--- start ---
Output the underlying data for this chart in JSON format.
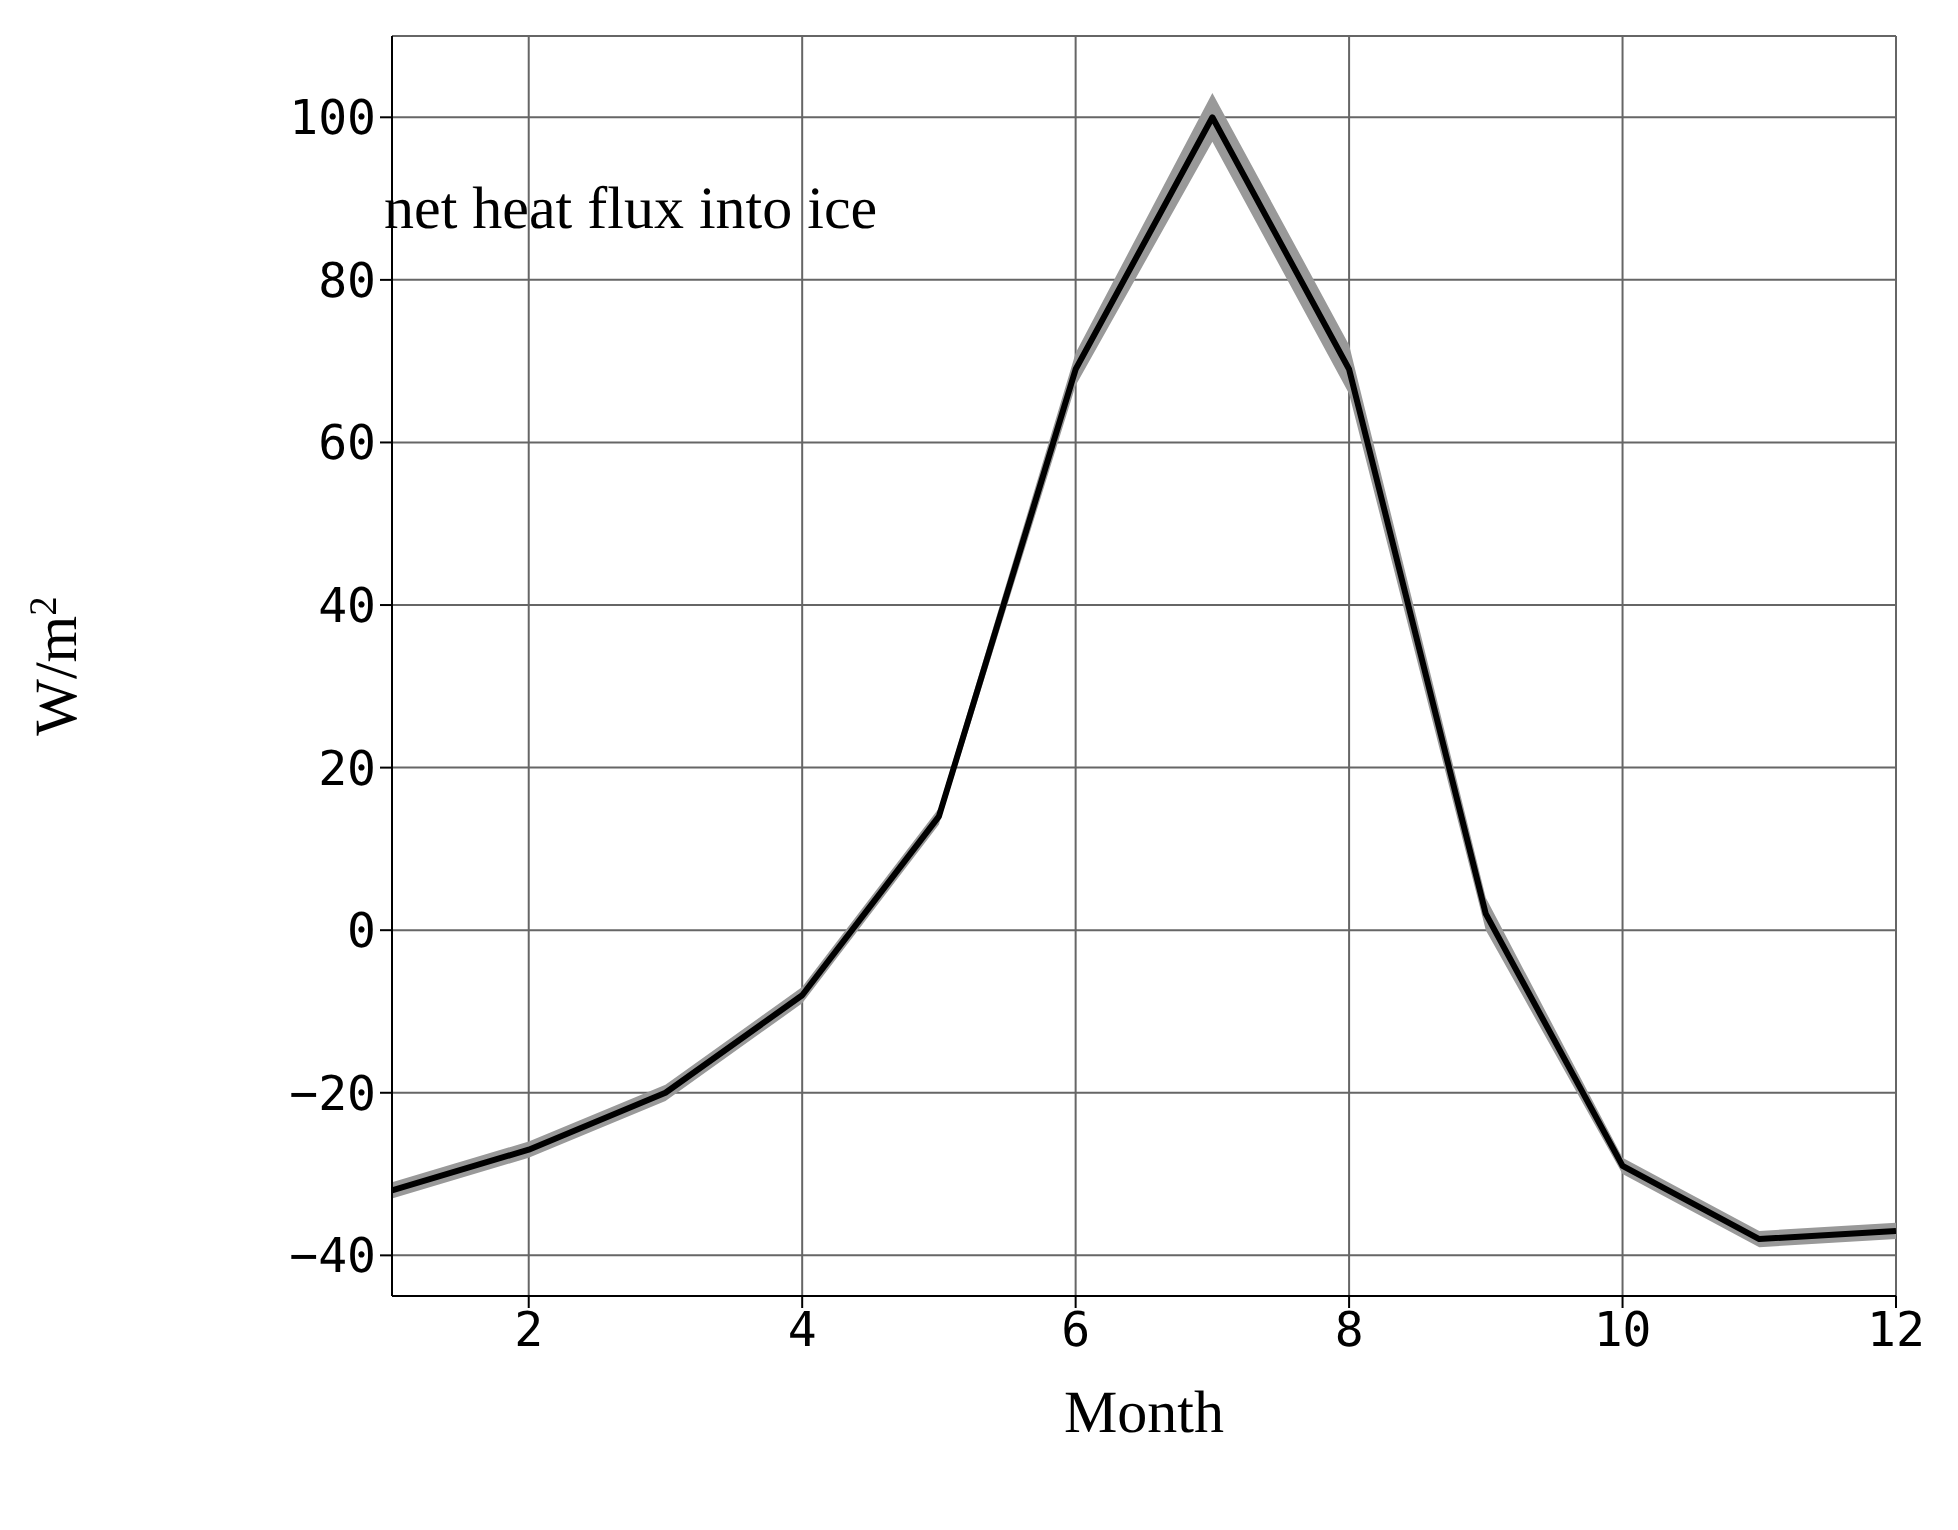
{
  "chart_data": {
    "type": "line",
    "xlabel": "Month",
    "ylabel": "W/m$^{2}$",
    "annotations": [
      "net heat flux into ice"
    ],
    "x": [
      1,
      2,
      3,
      4,
      5,
      6,
      7,
      8,
      9,
      10,
      11,
      12
    ],
    "series": [
      {
        "color": "#000000",
        "values": [
          -32,
          -27,
          -20,
          -8,
          14,
          69,
          100,
          69,
          2,
          -29,
          -38,
          -37
        ],
        "lower": [
          -33,
          -28,
          -21,
          -9,
          13,
          67,
          97,
          66,
          0,
          -30,
          -39,
          -38
        ],
        "upper": [
          -31,
          -26,
          -19,
          -7,
          15,
          71,
          103,
          72,
          4,
          -28,
          -37,
          -36
        ]
      }
    ],
    "xlim": [
      1,
      12
    ],
    "xticks": [
      2,
      4,
      6,
      8,
      10,
      12
    ],
    "ylim": [
      -45,
      110
    ],
    "yticks": [
      -40,
      -20,
      0,
      20,
      40,
      60,
      80,
      100
    ],
    "grid": true,
    "marker": "none",
    "line_style": "solid"
  }
}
--- end ---
■ STATED PROBLEM
Omit any images, then output the listing exactly.

■ SOLUTION FOR THIS PROBLEM
Output the underlying data for this chart in JSON format.
{
  "chart_data": {
    "type": "line",
    "xlabel": "Month",
    "ylabel": "W/m$^{2}$",
    "annotations": [
      "net heat flux into ice"
    ],
    "x": [
      1,
      2,
      3,
      4,
      5,
      6,
      7,
      8,
      9,
      10,
      11,
      12
    ],
    "series": [
      {
        "color": "#000000",
        "values": [
          -32,
          -27,
          -20,
          -8,
          14,
          69,
          100,
          69,
          2,
          -29,
          -38,
          -37
        ],
        "lower": [
          -33,
          -28,
          -21,
          -9,
          13,
          67,
          97,
          66,
          0,
          -30,
          -39,
          -38
        ],
        "upper": [
          -31,
          -26,
          -19,
          -7,
          15,
          71,
          103,
          72,
          4,
          -28,
          -37,
          -36
        ]
      }
    ],
    "xlim": [
      1,
      12
    ],
    "xticks": [
      2,
      4,
      6,
      8,
      10,
      12
    ],
    "ylim": [
      -45,
      110
    ],
    "yticks": [
      -40,
      -20,
      0,
      20,
      40,
      60,
      80,
      100
    ],
    "grid": true,
    "marker": "none",
    "line_style": "solid"
  }
}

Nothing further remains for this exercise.